▶ **PROBLEM TO WORK ON**
Sort through the data and copy the lines holding the word "color".

▶ **EXTRACTED ENTRIES**
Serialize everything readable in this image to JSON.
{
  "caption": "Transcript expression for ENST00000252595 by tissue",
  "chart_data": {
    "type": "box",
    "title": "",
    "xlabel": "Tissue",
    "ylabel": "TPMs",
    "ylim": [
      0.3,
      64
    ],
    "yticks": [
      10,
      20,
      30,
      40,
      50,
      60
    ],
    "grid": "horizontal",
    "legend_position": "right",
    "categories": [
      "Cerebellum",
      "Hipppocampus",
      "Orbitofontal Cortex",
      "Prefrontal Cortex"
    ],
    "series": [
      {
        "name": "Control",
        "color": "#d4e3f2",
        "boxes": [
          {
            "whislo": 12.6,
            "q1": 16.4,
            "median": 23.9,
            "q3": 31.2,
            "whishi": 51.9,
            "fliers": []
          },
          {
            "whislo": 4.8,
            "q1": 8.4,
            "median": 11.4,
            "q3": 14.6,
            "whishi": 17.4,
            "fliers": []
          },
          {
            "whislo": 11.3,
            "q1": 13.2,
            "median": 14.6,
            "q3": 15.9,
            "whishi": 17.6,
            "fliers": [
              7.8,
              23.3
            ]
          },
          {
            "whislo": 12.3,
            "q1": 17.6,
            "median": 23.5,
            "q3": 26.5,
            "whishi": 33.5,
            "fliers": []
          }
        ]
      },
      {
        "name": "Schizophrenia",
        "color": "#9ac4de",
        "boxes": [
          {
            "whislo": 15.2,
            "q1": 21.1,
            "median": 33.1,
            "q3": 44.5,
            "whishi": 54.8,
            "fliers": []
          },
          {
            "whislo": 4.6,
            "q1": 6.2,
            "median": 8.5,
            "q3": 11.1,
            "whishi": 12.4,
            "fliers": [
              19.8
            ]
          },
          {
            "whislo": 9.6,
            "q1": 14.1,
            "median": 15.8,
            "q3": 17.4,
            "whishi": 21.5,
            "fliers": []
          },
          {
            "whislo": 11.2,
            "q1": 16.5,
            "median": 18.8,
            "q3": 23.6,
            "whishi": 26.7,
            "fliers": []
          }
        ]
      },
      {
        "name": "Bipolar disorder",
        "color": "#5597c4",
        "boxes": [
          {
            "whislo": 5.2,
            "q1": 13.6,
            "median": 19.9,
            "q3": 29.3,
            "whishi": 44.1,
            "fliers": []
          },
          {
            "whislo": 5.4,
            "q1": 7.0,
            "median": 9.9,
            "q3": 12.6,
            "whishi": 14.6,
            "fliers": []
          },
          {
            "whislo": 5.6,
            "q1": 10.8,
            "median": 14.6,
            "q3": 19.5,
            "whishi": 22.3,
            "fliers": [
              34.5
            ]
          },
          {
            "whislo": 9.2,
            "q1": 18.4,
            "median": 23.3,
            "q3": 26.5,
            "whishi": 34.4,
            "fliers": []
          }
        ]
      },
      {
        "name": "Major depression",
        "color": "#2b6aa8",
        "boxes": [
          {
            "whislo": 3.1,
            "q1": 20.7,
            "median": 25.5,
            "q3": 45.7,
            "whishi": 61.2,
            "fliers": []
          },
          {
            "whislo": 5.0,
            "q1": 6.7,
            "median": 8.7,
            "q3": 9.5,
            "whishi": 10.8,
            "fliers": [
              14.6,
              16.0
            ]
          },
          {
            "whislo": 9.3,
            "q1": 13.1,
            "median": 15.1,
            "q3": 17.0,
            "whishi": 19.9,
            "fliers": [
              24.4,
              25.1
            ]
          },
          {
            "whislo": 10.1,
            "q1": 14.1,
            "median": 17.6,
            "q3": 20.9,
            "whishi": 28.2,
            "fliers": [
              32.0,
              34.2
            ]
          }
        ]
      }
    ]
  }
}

▶ **SOLUTION TO THIS PROBLEM**
        "color": "#d4e3f2",
        "color": "#9ac4de",
        "color": "#5597c4",
        "color": "#2b6aa8",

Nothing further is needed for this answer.